Find the word "bottom" in the records below. List each line containing it.

:::

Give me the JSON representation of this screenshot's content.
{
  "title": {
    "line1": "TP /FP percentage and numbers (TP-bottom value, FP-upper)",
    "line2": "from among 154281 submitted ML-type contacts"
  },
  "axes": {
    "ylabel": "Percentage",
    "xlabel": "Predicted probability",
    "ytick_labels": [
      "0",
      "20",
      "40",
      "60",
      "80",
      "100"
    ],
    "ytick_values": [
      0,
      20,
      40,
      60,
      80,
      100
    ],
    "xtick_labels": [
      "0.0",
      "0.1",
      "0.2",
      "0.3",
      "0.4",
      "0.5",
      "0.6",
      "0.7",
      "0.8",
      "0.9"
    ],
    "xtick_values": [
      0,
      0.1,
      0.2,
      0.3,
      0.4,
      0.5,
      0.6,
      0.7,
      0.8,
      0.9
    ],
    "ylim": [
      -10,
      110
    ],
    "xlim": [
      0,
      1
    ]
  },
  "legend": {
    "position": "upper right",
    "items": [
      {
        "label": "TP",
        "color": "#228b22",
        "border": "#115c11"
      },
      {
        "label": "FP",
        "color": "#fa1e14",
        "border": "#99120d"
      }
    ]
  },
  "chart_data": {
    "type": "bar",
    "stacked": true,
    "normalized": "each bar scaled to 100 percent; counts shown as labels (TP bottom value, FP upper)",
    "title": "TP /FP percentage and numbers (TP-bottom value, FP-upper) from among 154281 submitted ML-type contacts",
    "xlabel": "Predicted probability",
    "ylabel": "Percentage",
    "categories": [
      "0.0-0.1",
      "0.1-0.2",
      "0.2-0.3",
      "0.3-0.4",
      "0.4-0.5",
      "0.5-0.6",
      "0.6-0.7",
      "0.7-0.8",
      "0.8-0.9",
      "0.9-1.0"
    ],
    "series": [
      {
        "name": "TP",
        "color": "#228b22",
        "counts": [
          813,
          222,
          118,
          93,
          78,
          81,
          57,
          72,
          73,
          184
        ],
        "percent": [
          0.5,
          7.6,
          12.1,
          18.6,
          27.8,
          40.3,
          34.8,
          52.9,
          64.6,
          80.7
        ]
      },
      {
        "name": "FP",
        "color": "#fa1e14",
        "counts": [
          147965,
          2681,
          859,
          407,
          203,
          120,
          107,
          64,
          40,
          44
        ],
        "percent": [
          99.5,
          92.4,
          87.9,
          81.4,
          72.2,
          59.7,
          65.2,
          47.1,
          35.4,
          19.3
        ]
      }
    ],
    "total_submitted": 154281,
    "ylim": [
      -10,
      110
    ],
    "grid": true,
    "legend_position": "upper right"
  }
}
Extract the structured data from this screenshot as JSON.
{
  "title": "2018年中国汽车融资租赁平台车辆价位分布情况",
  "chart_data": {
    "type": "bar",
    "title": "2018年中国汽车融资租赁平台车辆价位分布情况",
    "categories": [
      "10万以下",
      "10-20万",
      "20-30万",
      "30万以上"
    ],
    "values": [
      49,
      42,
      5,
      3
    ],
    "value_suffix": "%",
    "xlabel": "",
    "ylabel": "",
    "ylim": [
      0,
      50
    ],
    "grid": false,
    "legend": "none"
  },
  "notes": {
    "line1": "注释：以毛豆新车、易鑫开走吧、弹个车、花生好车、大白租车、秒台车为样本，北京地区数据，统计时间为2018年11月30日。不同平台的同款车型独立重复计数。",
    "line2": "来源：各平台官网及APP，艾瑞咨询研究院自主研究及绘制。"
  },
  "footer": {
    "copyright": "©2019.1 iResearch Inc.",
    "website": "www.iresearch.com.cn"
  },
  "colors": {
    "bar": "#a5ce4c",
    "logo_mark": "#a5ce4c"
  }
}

:::

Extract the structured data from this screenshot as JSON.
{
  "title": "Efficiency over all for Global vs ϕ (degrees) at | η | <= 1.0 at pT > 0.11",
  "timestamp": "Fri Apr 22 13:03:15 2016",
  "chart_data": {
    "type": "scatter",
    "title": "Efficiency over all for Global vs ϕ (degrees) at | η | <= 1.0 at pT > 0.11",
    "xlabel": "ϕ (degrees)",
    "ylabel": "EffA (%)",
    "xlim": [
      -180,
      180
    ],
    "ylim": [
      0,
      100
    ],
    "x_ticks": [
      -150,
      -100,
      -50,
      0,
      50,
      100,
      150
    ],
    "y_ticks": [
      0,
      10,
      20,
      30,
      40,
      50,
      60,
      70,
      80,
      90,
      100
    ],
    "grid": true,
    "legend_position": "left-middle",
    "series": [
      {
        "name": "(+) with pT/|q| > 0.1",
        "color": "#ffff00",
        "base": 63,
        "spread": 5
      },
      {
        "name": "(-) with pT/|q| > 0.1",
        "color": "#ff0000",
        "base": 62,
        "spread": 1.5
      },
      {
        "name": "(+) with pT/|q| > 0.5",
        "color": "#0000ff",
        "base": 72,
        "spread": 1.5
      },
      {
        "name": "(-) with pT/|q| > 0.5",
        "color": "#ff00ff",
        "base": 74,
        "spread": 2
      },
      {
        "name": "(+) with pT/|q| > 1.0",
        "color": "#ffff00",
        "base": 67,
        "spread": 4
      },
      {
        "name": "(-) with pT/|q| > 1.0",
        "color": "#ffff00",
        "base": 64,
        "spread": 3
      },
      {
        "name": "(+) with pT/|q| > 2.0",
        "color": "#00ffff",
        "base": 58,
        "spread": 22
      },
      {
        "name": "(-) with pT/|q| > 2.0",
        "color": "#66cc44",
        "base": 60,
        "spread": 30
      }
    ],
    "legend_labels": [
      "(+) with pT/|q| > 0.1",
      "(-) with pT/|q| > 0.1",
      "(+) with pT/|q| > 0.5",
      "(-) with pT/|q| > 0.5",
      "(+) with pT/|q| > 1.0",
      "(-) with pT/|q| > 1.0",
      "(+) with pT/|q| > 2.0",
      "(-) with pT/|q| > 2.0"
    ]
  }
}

:::

*EXERCISE ANSWER*
    "line1": "TP /FP percentage and numbers (TP-bottom value, FP-upper)",
    "normalized": "each bar scaled to 100 percent; counts shown as labels (TP bottom value, FP upper)",
    "title": "TP /FP percentage and numbers (TP-bottom value, FP-upper) from among 154281 submitted ML-type contacts",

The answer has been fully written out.